Short exercise :: From the entries below, report how many lines contain the string "title". Give only that number.

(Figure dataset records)

* Start *

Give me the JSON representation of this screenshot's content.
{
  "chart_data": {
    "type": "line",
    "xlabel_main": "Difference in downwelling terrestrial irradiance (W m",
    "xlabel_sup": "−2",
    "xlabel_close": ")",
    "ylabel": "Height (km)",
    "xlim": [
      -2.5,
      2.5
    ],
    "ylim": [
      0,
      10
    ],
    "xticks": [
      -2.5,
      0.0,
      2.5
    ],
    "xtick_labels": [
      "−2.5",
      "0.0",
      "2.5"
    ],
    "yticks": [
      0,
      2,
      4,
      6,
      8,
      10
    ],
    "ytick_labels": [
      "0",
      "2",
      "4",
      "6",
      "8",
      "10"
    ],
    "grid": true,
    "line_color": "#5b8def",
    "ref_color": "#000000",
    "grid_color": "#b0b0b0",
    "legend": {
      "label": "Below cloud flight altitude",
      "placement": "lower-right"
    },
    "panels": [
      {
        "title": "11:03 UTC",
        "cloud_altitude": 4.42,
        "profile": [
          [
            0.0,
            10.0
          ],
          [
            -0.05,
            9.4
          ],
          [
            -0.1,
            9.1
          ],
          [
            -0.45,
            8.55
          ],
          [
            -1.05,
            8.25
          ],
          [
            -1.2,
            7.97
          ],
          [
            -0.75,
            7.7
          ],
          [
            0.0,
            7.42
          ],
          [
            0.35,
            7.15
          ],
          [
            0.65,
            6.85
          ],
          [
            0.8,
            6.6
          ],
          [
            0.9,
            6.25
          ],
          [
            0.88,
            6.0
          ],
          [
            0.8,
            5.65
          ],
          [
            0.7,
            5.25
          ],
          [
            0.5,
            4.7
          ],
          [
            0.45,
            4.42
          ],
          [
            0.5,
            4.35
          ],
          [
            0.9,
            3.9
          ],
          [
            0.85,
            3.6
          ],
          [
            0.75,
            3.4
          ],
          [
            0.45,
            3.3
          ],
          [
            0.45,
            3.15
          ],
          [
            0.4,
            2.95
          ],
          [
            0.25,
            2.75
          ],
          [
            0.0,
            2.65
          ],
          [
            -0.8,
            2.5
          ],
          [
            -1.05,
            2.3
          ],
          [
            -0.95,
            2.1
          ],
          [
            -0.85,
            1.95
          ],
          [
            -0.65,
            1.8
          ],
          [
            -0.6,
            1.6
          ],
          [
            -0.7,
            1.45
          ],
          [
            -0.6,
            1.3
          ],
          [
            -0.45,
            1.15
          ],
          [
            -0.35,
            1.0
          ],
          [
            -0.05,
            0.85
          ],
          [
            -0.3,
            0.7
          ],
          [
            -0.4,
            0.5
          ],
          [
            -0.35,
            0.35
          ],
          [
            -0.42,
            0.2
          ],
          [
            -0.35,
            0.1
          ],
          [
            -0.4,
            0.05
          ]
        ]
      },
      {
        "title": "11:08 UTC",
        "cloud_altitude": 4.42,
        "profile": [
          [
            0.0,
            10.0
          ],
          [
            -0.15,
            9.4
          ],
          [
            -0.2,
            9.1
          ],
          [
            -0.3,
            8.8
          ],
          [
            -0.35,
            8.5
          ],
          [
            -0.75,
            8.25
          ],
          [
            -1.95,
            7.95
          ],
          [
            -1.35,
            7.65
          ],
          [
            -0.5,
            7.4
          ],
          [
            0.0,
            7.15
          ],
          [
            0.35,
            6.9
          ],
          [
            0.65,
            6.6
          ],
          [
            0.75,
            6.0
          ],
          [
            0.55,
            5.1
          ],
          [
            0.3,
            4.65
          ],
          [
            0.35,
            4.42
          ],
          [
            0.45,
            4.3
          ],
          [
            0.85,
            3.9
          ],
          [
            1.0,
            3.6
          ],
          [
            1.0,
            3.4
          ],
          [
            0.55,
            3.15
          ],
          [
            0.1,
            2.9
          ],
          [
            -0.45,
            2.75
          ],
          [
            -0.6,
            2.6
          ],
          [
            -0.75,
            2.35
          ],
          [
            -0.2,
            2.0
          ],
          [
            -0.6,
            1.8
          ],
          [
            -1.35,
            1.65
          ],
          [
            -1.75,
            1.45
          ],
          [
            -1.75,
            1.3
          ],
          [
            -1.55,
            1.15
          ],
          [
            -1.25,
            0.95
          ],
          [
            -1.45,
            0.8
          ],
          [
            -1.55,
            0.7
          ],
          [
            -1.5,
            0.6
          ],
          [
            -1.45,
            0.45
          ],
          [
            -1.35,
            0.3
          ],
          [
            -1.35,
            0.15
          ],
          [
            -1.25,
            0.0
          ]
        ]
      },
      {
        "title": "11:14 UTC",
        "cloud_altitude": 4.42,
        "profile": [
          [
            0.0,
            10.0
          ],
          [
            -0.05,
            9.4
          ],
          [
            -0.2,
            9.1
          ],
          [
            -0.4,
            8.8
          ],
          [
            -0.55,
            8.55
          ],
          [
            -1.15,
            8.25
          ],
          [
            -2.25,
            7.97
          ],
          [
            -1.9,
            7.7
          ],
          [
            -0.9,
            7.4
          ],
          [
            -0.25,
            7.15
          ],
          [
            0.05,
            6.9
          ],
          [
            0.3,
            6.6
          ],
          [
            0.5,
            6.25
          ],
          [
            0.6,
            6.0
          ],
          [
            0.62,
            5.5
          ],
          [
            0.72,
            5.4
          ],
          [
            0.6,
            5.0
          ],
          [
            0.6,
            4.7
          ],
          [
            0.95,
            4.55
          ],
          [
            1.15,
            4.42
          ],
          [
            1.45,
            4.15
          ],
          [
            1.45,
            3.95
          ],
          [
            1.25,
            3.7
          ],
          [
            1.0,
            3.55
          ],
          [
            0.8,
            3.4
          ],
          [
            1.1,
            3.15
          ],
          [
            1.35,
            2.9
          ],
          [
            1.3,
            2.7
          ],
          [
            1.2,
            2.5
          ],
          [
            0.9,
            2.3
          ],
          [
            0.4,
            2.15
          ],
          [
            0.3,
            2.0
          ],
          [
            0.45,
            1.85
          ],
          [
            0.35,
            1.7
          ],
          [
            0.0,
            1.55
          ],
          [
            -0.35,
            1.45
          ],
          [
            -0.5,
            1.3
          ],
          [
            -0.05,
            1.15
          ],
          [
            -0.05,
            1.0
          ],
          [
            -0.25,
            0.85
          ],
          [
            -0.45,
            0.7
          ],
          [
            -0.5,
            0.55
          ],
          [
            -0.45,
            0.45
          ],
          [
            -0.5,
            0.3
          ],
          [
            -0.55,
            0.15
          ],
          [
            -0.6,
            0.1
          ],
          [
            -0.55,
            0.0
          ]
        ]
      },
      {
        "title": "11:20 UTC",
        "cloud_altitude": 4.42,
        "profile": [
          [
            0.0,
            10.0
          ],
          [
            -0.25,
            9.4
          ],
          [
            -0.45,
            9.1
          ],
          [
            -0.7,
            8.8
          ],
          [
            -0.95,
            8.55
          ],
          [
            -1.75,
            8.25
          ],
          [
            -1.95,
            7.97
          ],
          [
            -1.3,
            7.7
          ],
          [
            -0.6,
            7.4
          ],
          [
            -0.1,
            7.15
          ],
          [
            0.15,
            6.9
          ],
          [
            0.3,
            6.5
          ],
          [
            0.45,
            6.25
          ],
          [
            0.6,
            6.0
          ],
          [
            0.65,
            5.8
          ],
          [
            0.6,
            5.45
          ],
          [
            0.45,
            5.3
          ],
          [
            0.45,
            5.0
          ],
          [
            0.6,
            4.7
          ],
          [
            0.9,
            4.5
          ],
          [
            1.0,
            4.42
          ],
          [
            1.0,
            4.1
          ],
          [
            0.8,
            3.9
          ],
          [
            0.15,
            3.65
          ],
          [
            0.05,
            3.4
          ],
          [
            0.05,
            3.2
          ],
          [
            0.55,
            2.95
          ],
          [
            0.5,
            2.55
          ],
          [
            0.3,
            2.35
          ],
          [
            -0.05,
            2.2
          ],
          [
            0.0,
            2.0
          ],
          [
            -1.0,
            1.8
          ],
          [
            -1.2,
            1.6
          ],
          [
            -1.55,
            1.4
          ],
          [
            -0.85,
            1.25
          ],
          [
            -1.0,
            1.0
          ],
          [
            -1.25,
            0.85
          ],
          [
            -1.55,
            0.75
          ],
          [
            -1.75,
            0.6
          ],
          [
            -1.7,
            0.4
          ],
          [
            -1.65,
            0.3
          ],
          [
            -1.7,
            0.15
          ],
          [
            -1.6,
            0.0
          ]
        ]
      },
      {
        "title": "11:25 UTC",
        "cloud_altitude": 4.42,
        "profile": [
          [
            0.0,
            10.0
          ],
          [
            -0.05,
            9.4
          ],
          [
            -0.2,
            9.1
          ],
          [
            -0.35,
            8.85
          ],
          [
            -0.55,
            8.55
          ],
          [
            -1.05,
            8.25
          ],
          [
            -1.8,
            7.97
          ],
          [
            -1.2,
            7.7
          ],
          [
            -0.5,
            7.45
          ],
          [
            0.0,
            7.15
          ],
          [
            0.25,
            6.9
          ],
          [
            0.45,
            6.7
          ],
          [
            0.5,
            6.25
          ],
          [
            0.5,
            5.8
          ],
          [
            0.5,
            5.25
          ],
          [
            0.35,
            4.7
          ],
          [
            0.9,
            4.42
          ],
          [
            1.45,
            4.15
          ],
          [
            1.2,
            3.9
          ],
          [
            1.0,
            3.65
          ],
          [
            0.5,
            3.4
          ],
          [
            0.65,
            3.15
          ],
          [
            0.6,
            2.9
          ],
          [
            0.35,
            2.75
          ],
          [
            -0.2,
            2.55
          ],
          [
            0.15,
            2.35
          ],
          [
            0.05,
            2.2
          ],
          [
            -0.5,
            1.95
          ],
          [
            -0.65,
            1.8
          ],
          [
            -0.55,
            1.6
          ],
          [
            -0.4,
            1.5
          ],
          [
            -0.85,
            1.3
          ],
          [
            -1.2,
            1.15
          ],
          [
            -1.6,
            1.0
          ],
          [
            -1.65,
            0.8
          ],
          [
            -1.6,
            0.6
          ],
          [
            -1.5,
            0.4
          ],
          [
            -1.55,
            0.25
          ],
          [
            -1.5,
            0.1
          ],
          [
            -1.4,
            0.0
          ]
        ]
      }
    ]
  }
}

* End *

Answer to the task :: 5